* _Aim of the exercise_
Copy out every line that contains "πρέπει".

— Start Available data —

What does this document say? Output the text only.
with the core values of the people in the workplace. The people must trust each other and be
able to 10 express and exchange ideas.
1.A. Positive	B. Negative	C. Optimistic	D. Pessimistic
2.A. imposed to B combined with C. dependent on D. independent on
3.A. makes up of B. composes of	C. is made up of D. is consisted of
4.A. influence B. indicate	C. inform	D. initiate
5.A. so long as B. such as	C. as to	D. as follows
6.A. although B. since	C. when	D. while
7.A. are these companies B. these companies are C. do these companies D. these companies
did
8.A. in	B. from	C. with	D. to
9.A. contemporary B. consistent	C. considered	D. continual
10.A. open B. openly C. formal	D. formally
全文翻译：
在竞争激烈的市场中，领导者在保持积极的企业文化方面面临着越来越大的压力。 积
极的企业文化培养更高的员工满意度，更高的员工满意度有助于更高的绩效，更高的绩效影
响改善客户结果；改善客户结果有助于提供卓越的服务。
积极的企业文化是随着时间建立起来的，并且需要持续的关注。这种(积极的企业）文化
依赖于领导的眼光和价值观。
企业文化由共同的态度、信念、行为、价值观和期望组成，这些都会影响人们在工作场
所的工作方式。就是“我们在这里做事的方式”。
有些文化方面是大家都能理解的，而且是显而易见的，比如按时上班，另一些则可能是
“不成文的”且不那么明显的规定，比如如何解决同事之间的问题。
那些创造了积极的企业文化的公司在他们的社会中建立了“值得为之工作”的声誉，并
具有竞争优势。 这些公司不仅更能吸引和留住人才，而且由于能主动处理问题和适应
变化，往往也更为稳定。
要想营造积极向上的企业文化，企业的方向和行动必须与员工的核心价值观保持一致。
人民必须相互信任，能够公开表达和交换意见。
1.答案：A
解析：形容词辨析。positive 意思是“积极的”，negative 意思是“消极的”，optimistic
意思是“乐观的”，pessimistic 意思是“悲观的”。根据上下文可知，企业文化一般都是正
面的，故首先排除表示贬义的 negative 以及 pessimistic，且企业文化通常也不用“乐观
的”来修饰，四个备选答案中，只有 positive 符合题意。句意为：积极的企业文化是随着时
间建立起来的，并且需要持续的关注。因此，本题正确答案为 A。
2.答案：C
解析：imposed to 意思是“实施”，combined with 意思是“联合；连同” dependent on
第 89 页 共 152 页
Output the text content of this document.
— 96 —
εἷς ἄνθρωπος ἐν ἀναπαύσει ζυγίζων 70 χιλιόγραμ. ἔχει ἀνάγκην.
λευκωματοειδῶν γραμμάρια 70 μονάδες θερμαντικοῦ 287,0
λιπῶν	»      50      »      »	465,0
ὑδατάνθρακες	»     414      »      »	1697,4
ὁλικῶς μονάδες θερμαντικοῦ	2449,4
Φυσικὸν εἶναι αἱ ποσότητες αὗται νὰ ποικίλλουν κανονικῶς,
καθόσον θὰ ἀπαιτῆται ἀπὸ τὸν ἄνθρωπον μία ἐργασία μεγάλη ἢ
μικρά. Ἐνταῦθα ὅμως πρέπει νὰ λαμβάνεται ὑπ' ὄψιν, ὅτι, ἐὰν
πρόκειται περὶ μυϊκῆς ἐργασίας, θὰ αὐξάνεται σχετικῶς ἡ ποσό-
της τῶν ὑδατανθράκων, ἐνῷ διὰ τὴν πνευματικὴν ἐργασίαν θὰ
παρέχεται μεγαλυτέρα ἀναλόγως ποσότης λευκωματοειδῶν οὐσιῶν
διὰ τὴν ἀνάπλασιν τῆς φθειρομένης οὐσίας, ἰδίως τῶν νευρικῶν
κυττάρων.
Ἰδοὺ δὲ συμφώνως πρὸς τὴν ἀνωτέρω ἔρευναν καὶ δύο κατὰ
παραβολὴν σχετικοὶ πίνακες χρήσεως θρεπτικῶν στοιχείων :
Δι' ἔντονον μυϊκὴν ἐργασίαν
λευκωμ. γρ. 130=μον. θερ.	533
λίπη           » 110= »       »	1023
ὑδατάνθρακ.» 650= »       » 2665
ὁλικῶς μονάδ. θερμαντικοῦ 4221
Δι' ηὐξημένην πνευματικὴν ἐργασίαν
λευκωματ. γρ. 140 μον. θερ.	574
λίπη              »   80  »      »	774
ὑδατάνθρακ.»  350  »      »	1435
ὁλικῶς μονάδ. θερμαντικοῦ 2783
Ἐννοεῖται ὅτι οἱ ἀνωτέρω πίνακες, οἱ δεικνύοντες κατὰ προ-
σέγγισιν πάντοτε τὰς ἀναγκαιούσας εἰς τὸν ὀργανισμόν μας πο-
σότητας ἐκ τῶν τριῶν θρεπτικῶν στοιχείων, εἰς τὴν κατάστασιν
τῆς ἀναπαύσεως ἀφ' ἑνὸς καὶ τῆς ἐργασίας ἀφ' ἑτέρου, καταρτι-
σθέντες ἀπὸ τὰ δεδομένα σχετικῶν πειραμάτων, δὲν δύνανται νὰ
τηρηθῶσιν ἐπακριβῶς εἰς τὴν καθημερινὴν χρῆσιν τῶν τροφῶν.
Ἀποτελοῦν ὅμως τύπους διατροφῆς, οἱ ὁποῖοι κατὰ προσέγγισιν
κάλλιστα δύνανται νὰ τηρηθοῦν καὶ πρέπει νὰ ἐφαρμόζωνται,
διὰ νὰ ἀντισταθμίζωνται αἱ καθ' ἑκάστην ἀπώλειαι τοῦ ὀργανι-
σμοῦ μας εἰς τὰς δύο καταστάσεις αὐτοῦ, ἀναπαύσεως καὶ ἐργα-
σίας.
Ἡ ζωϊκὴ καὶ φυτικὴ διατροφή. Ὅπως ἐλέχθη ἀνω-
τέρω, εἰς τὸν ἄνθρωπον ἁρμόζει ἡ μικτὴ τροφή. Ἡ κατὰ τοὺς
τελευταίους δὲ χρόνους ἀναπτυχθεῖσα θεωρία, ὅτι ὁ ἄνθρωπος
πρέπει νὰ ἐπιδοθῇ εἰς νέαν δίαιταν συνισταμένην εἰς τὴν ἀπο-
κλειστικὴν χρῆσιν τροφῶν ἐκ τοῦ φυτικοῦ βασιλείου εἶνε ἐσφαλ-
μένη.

— End Available data —

* _The output_
μικρά. Ἐνταῦθα ὅμως πρέπει νὰ λαμβάνεται ὑπ' ὄψιν, ὅτι, ἐὰν
κάλλιστα δύνανται νὰ τηρηθοῦν καὶ πρέπει νὰ ἐφαρμόζωνται,
πρέπει νὰ ἐπιδοθῇ εἰς νέαν δίαιταν συνισταμένην εἰς τὴν ἀπο-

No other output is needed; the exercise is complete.